== The problem ==
Can you return, unchanged, the lines from the one that contains "Extract all readable text from this page." to the last line, with the pictures left out?

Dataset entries
──────────────────────────────

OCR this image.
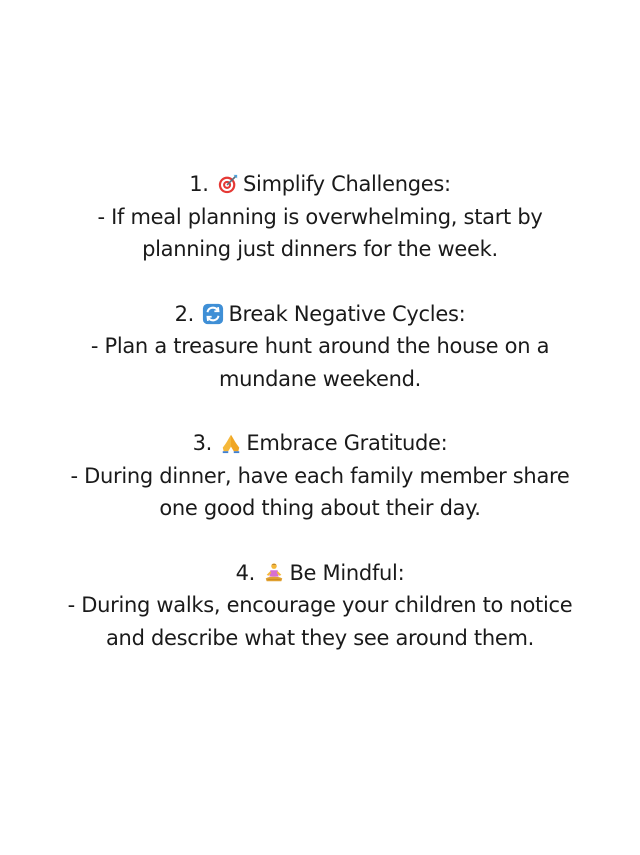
1. Simplify Challenges:
- If meal planning is overwhelming, start by
planning just dinners for the week.
2. Break Negative Cycles:
- Plan a treasure hunt around the house on a
mundane weekend.
3. Embrace Gratitude:
- During dinner, have each family member share
one good thing about their day.
4. Be Mindful:
- During walks, encourage your children to notice
and describe what they see around them.
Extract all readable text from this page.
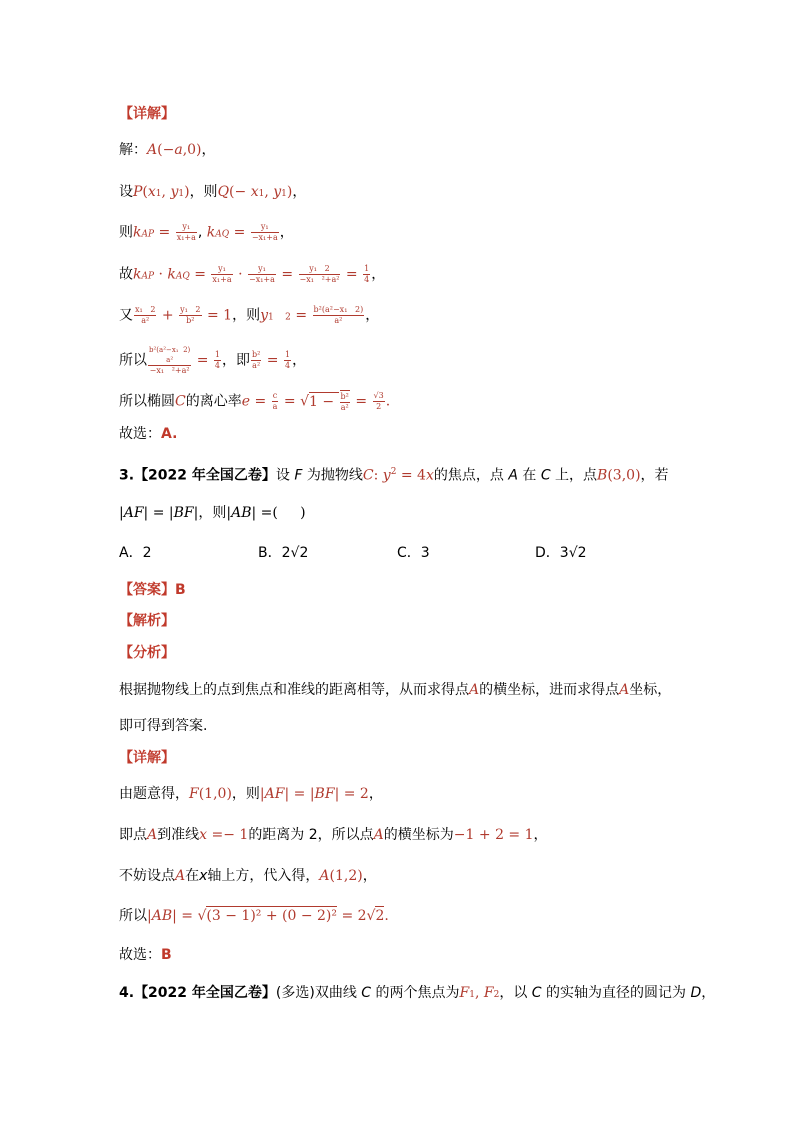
【详解】
解：A(−a,0)，
设P(x1, y1)，则Q(− x1, y1)，
则kAP = $\frac{\text{y₁}}{\text{x₁+a}}$ , kAQ = $\frac{\text{y₁}}{\text{−x₁+a}}$ ，
故kAP · kAQ = $\frac{\text{y₁}}{\text{x₁+a}} \cdot \frac{\text{y₁}}{\text{−x₁+a}} = \frac{\text{y₁   2}}{\text{−x₁   ²+a²}} = \frac{1}{4}$ ，
又 $\frac{\text{x₁   2}}{\text{a²}} + \frac{\text{y₁   2}}{\text{b²}} = 1$，则y1    $2 = \frac{\text{b²(a²−x₁   2)}}{\text{a²}}$ ，
所以
b²(a²−x₁  2)
a²
−x₁   ²+a²
= $\frac{1}{4}$ ，即 $\frac{\text{b²}}{\text{a²}} = \frac{1}{4}$ ，
所以椭圆C的离心率$e = \frac{c}{a} = √1 - \frac{\text{b²}}{\text{a²}} = \frac{√3}{2}$ .
故选：A.
3.【2022 年全国乙卷】设 F 为抛物线C: $y^2 = 4x$的焦点，点 A 在 C 上，点B(3,0)，若
|AF| = |BF|，则|AB| =( )
A．2	B．2√2	C．3	D．3√2
【答案】B
【解析】
【分析】
根据抛物线上的点到焦点和准线的距离相等，从而求得点A的横坐标，进而求得点A坐标，
即可得到答案.
【详解】
由题意得，F(1,0)，则|AF| = |BF| = 2，
即点A到准线x =− 1的距离为 2，所以点A的横坐标为−1 + 2 = 1，
不妨设点A在x轴上方，代入得，A(1,2)，
所以|AB| = √(3 − 1)² + (0 − 2)² = 2√2.
故选：B
4.【2022 年全国乙卷】(多选)双曲线 C 的两个焦点为F1, F2，以 C 的实轴为直径的圆记为 D，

──────────────────────────────

== Response to the exercise ==
Extract all readable text from this page.
【详解】
解：A(−a,0)，
设P(x1, y1)，则Q(− x1, y1)，
则kAP = $\frac{\text{y₁}}{\text{x₁+a}}$ , kAQ = $\frac{\text{y₁}}{\text{−x₁+a}}$ ，
故kAP · kAQ = $\frac{\text{y₁}}{\text{x₁+a}} \cdot \frac{\text{y₁}}{\text{−x₁+a}} = \frac{\text{y₁   2}}{\text{−x₁   ²+a²}} = \frac{1}{4}$ ，
又 $\frac{\text{x₁   2}}{\text{a²}} + \frac{\text{y₁   2}}{\text{b²}} = 1$，则y1    $2 = \frac{\text{b²(a²−x₁   2)}}{\text{a²}}$ ，
所以
b²(a²−x₁  2)
a²
−x₁   ²+a²
= $\frac{1}{4}$ ，即 $\frac{\text{b²}}{\text{a²}} = \frac{1}{4}$ ，
所以椭圆C的离心率$e = \frac{c}{a} = √1 - \frac{\text{b²}}{\text{a²}} = \frac{√3}{2}$ .
故选：A.
3.【2022 年全国乙卷】设 F 为抛物线C: $y^2 = 4x$的焦点，点 A 在 C 上，点B(3,0)，若
|AF| = |BF|，则|AB| =( )
A．2	B．2√2	C．3	D．3√2
【答案】B
【解析】
【分析】
根据抛物线上的点到焦点和准线的距离相等，从而求得点A的横坐标，进而求得点A坐标，
即可得到答案.
【详解】
由题意得，F(1,0)，则|AF| = |BF| = 2，
即点A到准线x =− 1的距离为 2，所以点A的横坐标为−1 + 2 = 1，
不妨设点A在x轴上方，代入得，A(1,2)，
所以|AB| = √(3 − 1)² + (0 − 2)² = 2√2.
故选：B
4.【2022 年全国乙卷】(多选)双曲线 C 的两个焦点为F1, F2，以 C 的实轴为直径的圆记为 D，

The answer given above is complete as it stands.